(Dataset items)
——

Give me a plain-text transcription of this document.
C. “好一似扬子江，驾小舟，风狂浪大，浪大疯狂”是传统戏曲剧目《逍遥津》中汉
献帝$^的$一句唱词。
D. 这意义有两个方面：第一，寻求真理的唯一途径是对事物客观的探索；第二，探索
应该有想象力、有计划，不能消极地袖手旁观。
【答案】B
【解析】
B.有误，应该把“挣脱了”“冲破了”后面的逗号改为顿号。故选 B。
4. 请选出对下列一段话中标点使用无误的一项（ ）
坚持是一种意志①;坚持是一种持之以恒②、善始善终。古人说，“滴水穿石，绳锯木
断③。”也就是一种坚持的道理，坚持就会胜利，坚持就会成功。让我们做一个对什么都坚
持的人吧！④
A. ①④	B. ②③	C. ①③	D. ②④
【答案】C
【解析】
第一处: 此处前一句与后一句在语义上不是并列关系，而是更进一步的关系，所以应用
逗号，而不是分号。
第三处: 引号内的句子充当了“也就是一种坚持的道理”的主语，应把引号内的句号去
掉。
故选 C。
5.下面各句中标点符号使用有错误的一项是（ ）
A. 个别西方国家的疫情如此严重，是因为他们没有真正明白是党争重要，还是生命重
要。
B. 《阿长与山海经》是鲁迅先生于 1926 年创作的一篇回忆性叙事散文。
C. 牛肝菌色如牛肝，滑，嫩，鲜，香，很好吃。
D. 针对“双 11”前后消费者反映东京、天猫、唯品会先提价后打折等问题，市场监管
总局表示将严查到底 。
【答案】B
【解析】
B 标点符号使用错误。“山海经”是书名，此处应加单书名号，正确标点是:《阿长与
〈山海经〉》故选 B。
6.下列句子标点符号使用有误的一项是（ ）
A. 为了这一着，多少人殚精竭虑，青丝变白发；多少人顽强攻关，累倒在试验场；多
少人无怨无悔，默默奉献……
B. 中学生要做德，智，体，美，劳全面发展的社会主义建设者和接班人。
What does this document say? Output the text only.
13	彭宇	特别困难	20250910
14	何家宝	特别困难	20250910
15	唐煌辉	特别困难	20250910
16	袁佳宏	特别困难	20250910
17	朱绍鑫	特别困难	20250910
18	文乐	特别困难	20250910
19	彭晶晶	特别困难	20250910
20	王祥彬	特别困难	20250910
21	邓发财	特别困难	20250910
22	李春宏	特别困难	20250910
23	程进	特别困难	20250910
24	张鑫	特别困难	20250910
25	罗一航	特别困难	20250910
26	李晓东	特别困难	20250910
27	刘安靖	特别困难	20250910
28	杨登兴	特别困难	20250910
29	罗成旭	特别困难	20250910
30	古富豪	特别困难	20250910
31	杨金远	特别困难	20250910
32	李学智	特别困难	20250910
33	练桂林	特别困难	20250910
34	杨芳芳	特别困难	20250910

——

- _Your task_:
Word for word, extract all the records.

- _Solution for this exercise_:
Give me a plain-text transcription of this document.
C. “好一似扬子江，驾小舟，风狂浪大，浪大疯狂”是传统戏曲剧目《逍遥津》中汉
献帝$^的$一句唱词。
D. 这意义有两个方面：第一，寻求真理的唯一途径是对事物客观的探索；第二，探索
应该有想象力、有计划，不能消极地袖手旁观。
【答案】B
【解析】
B.有误，应该把“挣脱了”“冲破了”后面的逗号改为顿号。故选 B。
4. 请选出对下列一段话中标点使用无误的一项（ ）
坚持是一种意志①;坚持是一种持之以恒②、善始善终。古人说，“滴水穿石，绳锯木
断③。”也就是一种坚持的道理，坚持就会胜利，坚持就会成功。让我们做一个对什么都坚
持的人吧！④
A. ①④	B. ②③	C. ①③	D. ②④
【答案】C
【解析】
第一处: 此处前一句与后一句在语义上不是并列关系，而是更进一步的关系，所以应用
逗号，而不是分号。
第三处: 引号内的句子充当了“也就是一种坚持的道理”的主语，应把引号内的句号去
掉。
故选 C。
5.下面各句中标点符号使用有错误的一项是（ ）
A. 个别西方国家的疫情如此严重，是因为他们没有真正明白是党争重要，还是生命重
要。
B. 《阿长与山海经》是鲁迅先生于 1926 年创作的一篇回忆性叙事散文。
C. 牛肝菌色如牛肝，滑，嫩，鲜，香，很好吃。
D. 针对“双 11”前后消费者反映东京、天猫、唯品会先提价后打折等问题，市场监管
总局表示将严查到底 。
【答案】B
【解析】
B 标点符号使用错误。“山海经”是书名，此处应加单书名号，正确标点是:《阿长与
〈山海经〉》故选 B。
6.下列句子标点符号使用有误的一项是（ ）
A. 为了这一着，多少人殚精竭虑，青丝变白发；多少人顽强攻关，累倒在试验场；多
少人无怨无悔，默默奉献……
B. 中学生要做德，智，体，美，劳全面发展的社会主义建设者和接班人。
What does this document say? Output the text only.
13	彭宇	特别困难	20250910
14	何家宝	特别困难	20250910
15	唐煌辉	特别困难	20250910
16	袁佳宏	特别困难	20250910
17	朱绍鑫	特别困难	20250910
18	文乐	特别困难	20250910
19	彭晶晶	特别困难	20250910
20	王祥彬	特别困难	20250910
21	邓发财	特别困难	20250910
22	李春宏	特别困难	20250910
23	程进	特别困难	20250910
24	张鑫	特别困难	20250910
25	罗一航	特别困难	20250910
26	李晓东	特别困难	20250910
27	刘安靖	特别困难	20250910
28	杨登兴	特别困难	20250910
29	罗成旭	特别困难	20250910
30	古富豪	特别困难	20250910
31	杨金远	特别困难	20250910
32	李学智	特别困难	20250910
33	练桂林	特别困难	20250910
34	杨芳芳	特别困难	20250910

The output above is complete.